/---
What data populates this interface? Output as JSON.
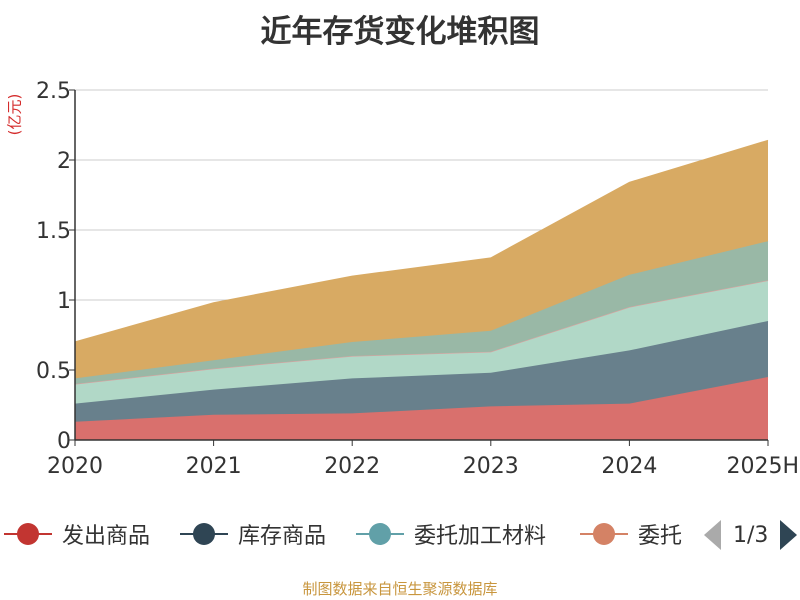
{
  "chart_data": {
    "type": "area",
    "stacked": true,
    "title": "近年存货变化堆积图",
    "unit_label": "(亿元)",
    "categories": [
      "2020",
      "2021",
      "2022",
      "2023",
      "2024",
      "2025H"
    ],
    "ylim": [
      0,
      2.5
    ],
    "yticks": [
      "0",
      "0.5",
      "1",
      "1.5",
      "2",
      "2.5"
    ],
    "grid": true,
    "series": [
      {
        "name": "发出商品",
        "color": "#d9706d",
        "values": [
          0.13,
          0.18,
          0.19,
          0.24,
          0.26,
          0.45
        ]
      },
      {
        "name": "库存商品",
        "color": "#68808c",
        "values": [
          0.13,
          0.18,
          0.25,
          0.24,
          0.38,
          0.4
        ]
      },
      {
        "name": "委托加工材料",
        "color": "#b1d8c7",
        "values": [
          0.14,
          0.15,
          0.16,
          0.15,
          0.31,
          0.29
        ]
      },
      {
        "name": "委托",
        "color": "#daa2a0",
        "values": [
          0.0,
          0.0,
          0.0,
          0.0,
          0.0,
          0.0
        ]
      },
      {
        "name": "",
        "color": "#99b8a6",
        "values": [
          0.04,
          0.06,
          0.1,
          0.15,
          0.23,
          0.28
        ]
      },
      {
        "name": "",
        "color": "#d8aa63",
        "values": [
          0.26,
          0.41,
          0.47,
          0.52,
          0.66,
          0.72
        ]
      }
    ]
  },
  "legend": {
    "items": [
      {
        "label": "发出商品",
        "color": "#c23531"
      },
      {
        "label": "库存商品",
        "color": "#2f4554"
      },
      {
        "label": "委托加工材料",
        "color": "#61a0a8"
      },
      {
        "label": "委托",
        "color": "#d48265"
      }
    ],
    "page_text": "1/3"
  },
  "source": "制图数据来自恒生聚源数据库"
}
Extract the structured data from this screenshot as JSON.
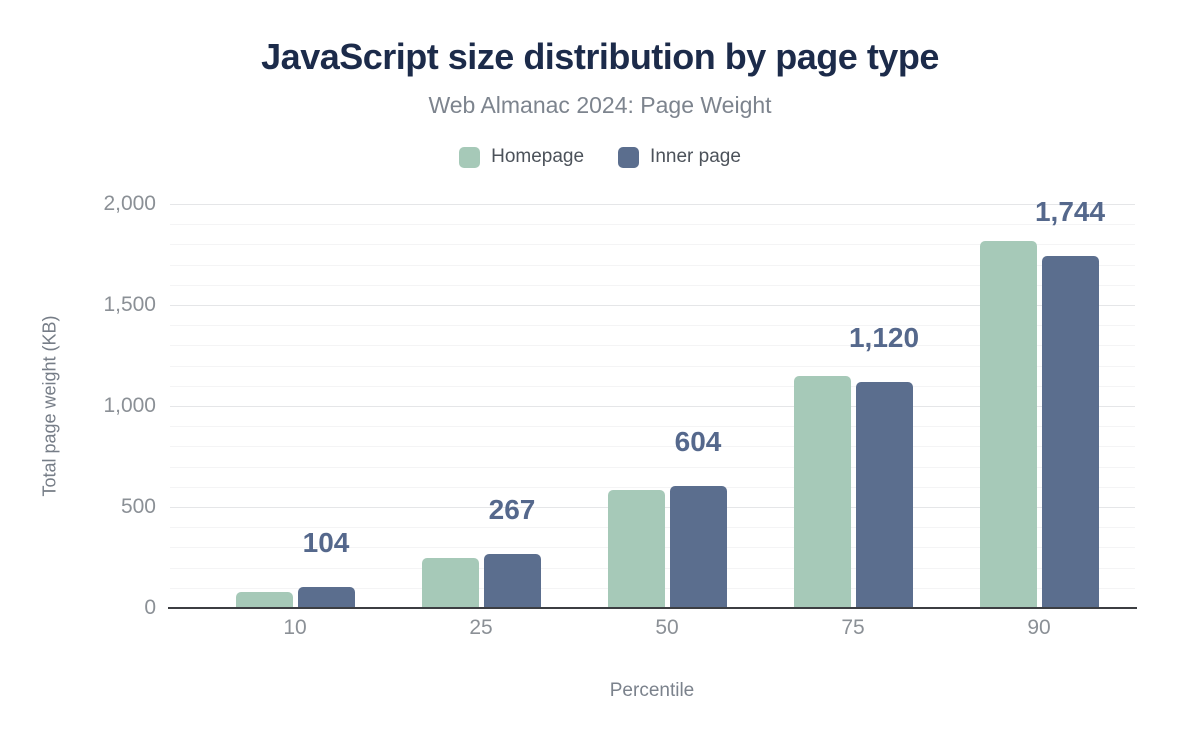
{
  "header": {
    "title": "JavaScript size distribution by page type",
    "subtitle": "Web Almanac 2024: Page Weight"
  },
  "chart_data": {
    "type": "bar",
    "title": "JavaScript size distribution by page type",
    "subtitle": "Web Almanac 2024: Page Weight",
    "categories": [
      "10",
      "25",
      "50",
      "75",
      "90"
    ],
    "series": [
      {
        "name": "Homepage",
        "color": "#a6c9b8",
        "values": [
          80,
          250,
          585,
          1150,
          1815
        ]
      },
      {
        "name": "Inner page",
        "color": "#5b6e8e",
        "values": [
          104,
          267,
          604,
          1120,
          1744
        ],
        "data_labels": [
          "104",
          "267",
          "604",
          "1,120",
          "1,744"
        ]
      }
    ],
    "xlabel": "Percentile",
    "ylabel": "Total page weight (KB)",
    "ylim": [
      0,
      2000
    ],
    "yticks": [
      {
        "v": 0,
        "label": "0"
      },
      {
        "v": 500,
        "label": "500"
      },
      {
        "v": 1000,
        "label": "1,000"
      },
      {
        "v": 1500,
        "label": "1,500"
      },
      {
        "v": 2000,
        "label": "2,000"
      }
    ],
    "minor_grid_interval": 100,
    "major_grid_interval": 500,
    "grid": true,
    "legend_position": "top"
  },
  "colors": {
    "title": "#1c2b4a",
    "subtitle": "#7d848e",
    "homepage_bar": "#a6c9b8",
    "inner_page_bar": "#5b6e8e",
    "data_label": "#55688c",
    "tick_label": "#8b9096",
    "axis_line": "#3c3e42"
  }
}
\---
#### Task requirements
Sift the material for lines with the string "name". Copy each one found.

#### Reply to the task
        "name": "发出商品",
        "name": "库存商品",
        "name": "委托加工材料",
        "name": "委托",
        "name": "",
        "name": "",
        "name": "Homepage",
        "name": "Inner page",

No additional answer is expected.